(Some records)
—————

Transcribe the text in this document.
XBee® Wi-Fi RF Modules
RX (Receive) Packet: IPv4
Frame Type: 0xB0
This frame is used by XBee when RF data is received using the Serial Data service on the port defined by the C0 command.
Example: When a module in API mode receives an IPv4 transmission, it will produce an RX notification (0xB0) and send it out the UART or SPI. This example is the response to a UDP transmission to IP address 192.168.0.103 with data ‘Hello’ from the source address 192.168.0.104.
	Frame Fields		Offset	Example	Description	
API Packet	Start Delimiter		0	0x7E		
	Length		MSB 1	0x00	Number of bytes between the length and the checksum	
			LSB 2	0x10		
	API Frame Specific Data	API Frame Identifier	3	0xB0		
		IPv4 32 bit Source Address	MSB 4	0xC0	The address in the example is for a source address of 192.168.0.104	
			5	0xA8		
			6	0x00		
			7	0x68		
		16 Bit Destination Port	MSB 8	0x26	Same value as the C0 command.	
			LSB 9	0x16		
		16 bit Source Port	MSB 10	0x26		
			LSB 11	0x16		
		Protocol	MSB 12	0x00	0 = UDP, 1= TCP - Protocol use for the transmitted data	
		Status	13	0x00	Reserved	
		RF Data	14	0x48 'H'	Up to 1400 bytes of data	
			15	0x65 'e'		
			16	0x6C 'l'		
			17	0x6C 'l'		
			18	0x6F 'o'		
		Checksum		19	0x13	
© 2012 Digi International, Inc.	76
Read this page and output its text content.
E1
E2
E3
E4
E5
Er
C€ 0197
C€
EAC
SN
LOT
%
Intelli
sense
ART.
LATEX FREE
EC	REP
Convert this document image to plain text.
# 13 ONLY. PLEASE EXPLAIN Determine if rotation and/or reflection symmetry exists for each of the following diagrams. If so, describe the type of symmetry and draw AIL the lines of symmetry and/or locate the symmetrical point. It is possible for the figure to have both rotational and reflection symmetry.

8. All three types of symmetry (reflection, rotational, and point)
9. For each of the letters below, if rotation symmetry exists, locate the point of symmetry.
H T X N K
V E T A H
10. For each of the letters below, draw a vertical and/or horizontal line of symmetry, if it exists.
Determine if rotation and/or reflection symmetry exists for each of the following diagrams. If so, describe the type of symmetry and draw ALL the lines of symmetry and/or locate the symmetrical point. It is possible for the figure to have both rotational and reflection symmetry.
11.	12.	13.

—————

- [OBJECTIVE] List the lines of the records where "symmetrical" occurs.

- [ANSWER BELOW]
# 13 ONLY. PLEASE EXPLAIN Determine if rotation and/or reflection symmetry exists for each of the following diagrams. If so, describe the type of symmetry and draw AIL the lines of symmetry and/or locate the symmetrical point. It is possible for the figure to have both rotational and reflection symmetry.
Determine if rotation and/or reflection symmetry exists for each of the following diagrams. If so, describe the type of symmetry and draw ALL the lines of symmetry and/or locate the symmetrical point. It is possible for the figure to have both rotational and reflection symmetry.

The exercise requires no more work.